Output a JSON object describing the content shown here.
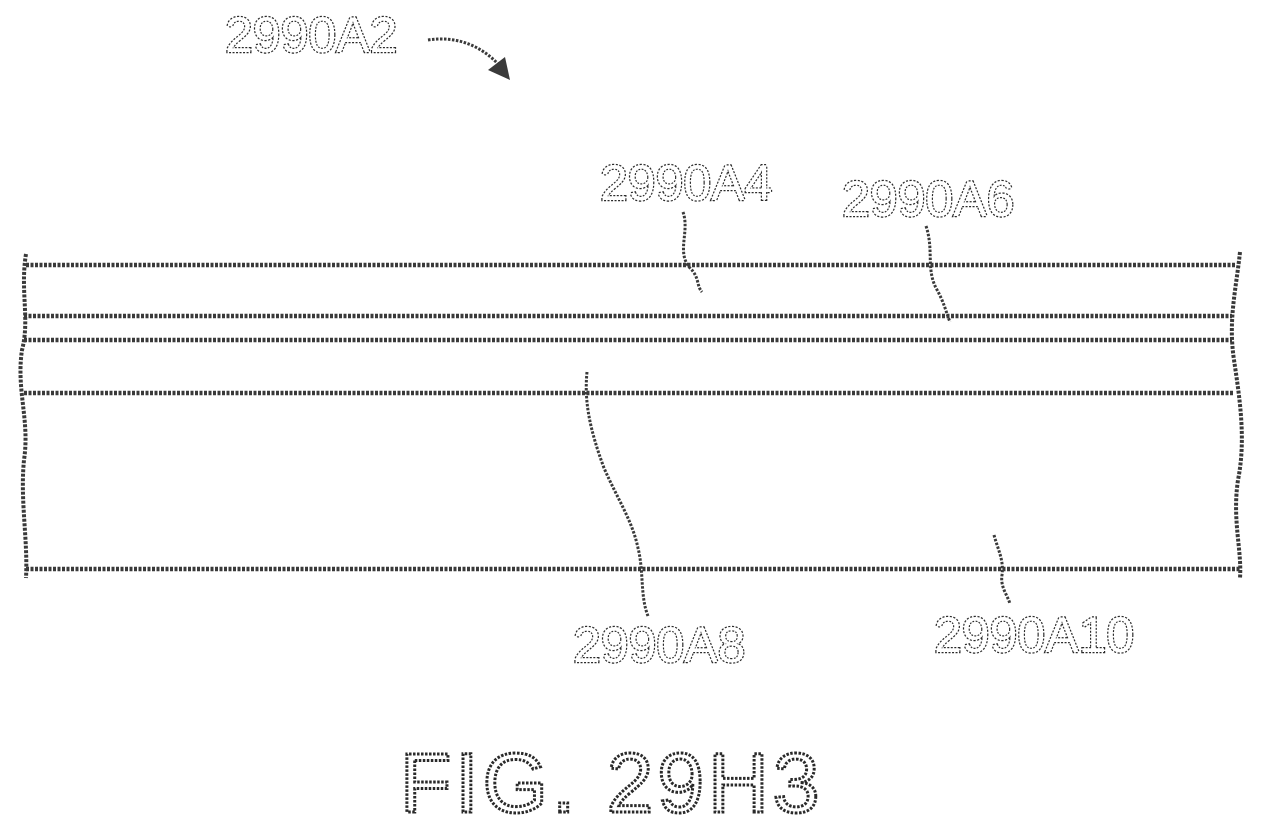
{
  "figure": {
    "caption": "FIG. 29H3",
    "assembly_label": "2990A2",
    "labels": {
      "a4": "2990A4",
      "a6": "2990A6",
      "a8": "2990A8",
      "a10": "2990A10"
    }
  }
}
········
▸ WHAT IS ASKED
Would you set down the listing exactly, omitting pictures?

▸ COMPLETED TASK
Output a JSON object describing the content shown here.
{
  "figure": {
    "caption": "FIG. 29H3",
    "assembly_label": "2990A2",
    "labels": {
      "a4": "2990A4",
      "a6": "2990A6",
      "a8": "2990A8",
      "a10": "2990A10"
    }
  }
}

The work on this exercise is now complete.